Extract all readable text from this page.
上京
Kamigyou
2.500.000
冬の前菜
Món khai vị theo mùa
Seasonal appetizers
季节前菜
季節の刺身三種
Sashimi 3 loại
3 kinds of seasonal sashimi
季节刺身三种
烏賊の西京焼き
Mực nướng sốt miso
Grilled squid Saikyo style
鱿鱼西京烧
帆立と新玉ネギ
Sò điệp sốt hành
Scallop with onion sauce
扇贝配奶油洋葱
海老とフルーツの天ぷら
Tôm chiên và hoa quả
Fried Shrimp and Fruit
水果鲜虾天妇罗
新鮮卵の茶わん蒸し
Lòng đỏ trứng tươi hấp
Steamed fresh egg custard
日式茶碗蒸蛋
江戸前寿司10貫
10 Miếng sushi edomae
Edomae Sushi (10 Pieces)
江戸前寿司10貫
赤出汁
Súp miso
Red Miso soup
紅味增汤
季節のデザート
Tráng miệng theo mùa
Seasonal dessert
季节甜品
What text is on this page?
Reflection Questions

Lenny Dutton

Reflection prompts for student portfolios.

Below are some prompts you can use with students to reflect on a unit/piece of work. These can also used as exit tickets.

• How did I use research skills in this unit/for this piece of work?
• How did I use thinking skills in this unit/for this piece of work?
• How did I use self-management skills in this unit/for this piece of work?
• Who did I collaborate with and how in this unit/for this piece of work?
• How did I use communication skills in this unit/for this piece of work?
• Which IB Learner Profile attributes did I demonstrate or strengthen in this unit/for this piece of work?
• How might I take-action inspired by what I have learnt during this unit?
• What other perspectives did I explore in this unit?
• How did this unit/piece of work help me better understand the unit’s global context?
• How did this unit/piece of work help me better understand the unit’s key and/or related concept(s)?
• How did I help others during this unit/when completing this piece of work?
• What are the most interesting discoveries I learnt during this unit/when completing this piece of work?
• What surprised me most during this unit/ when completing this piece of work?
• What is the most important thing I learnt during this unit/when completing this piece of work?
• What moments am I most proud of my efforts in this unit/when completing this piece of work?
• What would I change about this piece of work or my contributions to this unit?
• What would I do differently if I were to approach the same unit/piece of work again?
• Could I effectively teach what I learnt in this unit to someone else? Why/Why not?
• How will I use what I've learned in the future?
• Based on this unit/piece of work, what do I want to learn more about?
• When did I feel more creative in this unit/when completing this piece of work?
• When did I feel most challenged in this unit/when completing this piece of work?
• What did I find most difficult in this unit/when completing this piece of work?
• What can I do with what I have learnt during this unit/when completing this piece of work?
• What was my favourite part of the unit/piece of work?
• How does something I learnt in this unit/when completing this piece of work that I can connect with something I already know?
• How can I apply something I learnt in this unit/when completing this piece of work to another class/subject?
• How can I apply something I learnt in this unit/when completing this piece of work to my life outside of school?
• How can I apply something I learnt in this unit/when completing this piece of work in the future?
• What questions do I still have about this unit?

-------------------------

Task requirements -
Extract every line containing the string "about" from the material.

Exercise solution -
• What would I change about this piece of work or my contributions to this unit?
• Based on this unit/piece of work, what do I want to learn more about?
• What questions do I still have about this unit?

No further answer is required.